## PROVIDED DATA
:::::

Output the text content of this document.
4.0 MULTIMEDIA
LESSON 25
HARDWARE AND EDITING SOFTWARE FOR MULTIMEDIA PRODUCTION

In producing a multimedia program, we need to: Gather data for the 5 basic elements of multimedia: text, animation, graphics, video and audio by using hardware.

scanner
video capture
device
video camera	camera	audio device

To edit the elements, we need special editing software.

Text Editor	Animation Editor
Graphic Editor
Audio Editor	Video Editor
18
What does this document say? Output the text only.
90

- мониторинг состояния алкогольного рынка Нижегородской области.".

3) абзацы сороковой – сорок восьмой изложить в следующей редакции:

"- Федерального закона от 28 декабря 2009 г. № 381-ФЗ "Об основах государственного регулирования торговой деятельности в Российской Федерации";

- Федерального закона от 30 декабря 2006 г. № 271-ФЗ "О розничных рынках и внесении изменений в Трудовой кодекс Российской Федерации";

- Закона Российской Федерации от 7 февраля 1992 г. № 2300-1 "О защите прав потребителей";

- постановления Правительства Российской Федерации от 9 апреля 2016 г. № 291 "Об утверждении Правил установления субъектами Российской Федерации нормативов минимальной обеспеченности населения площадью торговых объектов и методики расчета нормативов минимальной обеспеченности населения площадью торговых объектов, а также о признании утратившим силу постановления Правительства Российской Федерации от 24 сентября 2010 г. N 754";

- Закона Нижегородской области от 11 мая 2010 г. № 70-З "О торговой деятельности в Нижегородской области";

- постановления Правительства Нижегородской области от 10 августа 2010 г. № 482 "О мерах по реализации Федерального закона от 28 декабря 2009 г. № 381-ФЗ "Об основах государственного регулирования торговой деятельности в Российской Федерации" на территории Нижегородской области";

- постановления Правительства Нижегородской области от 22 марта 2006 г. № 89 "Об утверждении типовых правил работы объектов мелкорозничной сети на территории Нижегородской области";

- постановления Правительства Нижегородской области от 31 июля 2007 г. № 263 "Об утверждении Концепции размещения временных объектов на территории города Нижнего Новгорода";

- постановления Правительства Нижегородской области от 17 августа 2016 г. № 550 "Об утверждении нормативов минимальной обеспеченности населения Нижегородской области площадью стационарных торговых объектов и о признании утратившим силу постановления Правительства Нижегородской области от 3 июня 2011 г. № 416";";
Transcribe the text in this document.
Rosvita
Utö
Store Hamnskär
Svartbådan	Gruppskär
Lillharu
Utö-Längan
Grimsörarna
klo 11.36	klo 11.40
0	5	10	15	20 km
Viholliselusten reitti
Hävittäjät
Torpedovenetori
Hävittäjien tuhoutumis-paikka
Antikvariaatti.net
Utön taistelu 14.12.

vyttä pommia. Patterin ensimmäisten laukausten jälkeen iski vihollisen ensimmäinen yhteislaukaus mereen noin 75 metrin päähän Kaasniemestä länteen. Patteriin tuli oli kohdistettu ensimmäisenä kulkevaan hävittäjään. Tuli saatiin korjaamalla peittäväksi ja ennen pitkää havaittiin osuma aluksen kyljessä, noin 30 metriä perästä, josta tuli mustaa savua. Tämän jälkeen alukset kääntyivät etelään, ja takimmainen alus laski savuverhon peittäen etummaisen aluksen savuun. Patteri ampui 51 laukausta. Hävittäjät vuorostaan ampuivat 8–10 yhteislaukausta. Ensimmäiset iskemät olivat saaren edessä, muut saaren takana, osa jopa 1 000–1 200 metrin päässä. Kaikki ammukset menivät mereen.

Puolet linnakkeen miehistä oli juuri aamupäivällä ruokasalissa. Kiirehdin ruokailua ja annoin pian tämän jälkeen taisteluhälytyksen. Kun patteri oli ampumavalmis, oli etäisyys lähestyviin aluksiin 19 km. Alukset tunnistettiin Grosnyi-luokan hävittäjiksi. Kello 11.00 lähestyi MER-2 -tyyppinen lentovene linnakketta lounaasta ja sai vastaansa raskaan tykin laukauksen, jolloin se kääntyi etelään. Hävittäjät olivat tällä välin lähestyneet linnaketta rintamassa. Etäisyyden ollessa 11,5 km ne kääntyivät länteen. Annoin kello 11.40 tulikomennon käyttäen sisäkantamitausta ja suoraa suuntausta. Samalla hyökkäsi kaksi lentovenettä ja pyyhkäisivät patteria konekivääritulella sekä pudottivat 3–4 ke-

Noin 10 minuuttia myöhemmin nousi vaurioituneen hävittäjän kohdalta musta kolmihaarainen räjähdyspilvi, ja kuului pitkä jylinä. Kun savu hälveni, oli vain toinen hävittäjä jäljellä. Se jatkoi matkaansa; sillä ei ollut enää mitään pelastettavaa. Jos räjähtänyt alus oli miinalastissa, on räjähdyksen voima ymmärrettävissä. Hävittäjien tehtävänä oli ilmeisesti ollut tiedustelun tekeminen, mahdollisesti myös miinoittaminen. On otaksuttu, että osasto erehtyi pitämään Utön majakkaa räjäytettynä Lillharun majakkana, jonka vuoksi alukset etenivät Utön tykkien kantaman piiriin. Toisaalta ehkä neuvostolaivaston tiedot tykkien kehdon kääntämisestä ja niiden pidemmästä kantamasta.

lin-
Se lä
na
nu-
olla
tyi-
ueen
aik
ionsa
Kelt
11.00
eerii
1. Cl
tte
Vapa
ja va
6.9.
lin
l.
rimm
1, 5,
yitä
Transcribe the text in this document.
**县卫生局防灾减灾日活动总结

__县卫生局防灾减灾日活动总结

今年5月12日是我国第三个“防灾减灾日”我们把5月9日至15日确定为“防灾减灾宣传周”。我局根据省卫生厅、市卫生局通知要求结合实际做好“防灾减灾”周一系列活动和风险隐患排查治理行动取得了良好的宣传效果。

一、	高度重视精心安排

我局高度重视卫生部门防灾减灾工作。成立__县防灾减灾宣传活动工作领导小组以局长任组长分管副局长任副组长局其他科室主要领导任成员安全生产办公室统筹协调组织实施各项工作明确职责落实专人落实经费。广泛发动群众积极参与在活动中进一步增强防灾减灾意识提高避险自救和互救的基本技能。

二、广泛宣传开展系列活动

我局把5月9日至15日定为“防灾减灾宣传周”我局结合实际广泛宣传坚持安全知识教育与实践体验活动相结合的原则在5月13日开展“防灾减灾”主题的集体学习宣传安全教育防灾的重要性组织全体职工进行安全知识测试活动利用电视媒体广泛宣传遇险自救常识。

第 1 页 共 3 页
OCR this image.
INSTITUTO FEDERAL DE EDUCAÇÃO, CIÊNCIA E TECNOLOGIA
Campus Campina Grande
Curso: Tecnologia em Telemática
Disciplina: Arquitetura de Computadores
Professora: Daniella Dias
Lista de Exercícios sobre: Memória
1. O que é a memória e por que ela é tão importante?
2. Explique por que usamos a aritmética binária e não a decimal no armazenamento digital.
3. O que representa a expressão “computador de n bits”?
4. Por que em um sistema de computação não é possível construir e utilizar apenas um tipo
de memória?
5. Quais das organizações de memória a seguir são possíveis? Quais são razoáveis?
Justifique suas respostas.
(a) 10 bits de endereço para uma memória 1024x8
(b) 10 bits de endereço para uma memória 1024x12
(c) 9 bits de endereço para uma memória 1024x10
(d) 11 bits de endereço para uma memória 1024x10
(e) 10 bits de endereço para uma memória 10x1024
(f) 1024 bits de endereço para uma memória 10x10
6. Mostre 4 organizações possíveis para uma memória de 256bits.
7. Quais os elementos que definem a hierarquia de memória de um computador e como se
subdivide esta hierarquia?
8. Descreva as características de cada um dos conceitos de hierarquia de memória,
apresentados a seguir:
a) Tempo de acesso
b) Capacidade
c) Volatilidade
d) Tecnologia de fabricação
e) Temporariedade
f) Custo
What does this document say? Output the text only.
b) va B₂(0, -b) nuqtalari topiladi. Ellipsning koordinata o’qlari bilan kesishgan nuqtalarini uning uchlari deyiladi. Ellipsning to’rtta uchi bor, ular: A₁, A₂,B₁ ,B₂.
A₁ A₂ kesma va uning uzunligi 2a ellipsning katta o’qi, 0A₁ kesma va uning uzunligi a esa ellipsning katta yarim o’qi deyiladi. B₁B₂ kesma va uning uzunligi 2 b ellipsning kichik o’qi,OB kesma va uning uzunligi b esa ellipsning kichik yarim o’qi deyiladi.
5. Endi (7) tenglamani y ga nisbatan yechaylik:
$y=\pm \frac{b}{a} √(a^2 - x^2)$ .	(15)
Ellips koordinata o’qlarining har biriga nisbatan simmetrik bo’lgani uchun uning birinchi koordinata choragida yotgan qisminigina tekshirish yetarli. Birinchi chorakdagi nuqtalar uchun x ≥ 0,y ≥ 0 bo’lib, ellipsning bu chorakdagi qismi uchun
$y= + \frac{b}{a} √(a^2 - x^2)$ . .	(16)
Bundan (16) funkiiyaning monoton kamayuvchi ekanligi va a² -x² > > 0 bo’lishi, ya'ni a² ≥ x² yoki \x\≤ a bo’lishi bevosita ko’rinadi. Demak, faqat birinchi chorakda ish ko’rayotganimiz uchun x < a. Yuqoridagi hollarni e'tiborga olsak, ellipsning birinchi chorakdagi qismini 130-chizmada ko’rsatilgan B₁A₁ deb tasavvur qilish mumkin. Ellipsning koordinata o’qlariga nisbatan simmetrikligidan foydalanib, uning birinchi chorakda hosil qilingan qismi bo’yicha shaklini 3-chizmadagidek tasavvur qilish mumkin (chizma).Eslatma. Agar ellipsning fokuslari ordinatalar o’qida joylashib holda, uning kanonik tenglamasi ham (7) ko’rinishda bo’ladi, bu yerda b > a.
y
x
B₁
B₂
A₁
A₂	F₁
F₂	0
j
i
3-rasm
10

:::::

## SET PROBLEM
List all lines in the material containing the string "need".

## TASK OUTPUT
In producing a multimedia program, we need to: Gather data for the 5 basic elements of multimedia: text, animation, graphics, video and audio by using hardware.
To edit the elements, we need special editing software.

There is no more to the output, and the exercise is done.